**ABOUT THIS TASK**. Scan the records for the string "What", then copy each line that has it.

**EXTRACTED INFORMATION**.
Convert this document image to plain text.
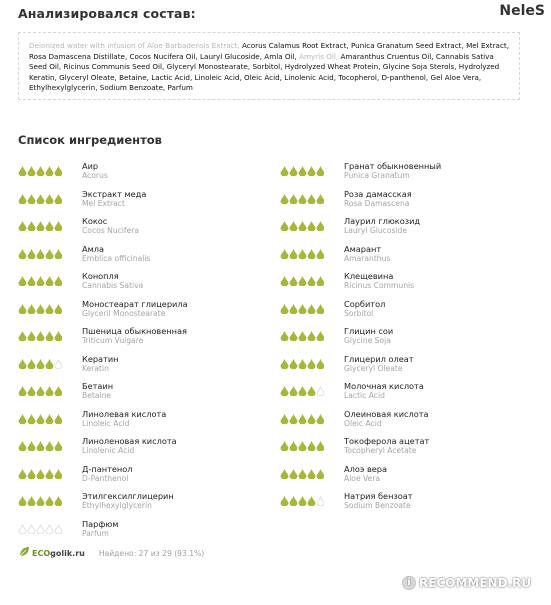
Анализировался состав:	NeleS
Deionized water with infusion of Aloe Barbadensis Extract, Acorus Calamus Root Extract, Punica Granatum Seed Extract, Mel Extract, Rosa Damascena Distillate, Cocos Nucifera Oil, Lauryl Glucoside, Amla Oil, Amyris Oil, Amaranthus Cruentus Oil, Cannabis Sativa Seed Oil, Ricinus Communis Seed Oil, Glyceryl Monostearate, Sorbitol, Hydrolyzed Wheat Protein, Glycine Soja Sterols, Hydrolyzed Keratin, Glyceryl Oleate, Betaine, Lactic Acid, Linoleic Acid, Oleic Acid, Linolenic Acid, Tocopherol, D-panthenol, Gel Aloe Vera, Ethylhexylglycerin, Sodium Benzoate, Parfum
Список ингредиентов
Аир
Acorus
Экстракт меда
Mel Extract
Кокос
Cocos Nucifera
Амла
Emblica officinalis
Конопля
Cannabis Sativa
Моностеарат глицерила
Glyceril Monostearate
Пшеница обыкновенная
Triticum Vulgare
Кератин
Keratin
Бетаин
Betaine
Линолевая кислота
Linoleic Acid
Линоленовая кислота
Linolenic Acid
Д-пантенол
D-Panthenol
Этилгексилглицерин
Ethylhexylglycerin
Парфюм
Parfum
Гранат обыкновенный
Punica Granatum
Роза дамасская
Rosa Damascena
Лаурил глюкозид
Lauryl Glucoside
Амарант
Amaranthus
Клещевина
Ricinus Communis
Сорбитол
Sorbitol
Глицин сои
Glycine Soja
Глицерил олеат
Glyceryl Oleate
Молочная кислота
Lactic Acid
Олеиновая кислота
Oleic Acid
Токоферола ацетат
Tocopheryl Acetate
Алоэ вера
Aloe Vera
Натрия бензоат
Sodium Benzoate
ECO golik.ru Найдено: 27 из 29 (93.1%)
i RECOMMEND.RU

==

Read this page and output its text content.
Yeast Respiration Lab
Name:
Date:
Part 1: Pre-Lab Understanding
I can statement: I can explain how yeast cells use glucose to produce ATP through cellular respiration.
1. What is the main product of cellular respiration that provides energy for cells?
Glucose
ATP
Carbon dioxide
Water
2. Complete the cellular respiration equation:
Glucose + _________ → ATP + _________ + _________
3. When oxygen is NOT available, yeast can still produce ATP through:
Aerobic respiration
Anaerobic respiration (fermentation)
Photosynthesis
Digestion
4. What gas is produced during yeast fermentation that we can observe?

**RESULT FOR THIS EXERCISE**.
1. What is the main product of cellular respiration that provides energy for cells?
4. What gas is produced during yeast fermentation that we can observe?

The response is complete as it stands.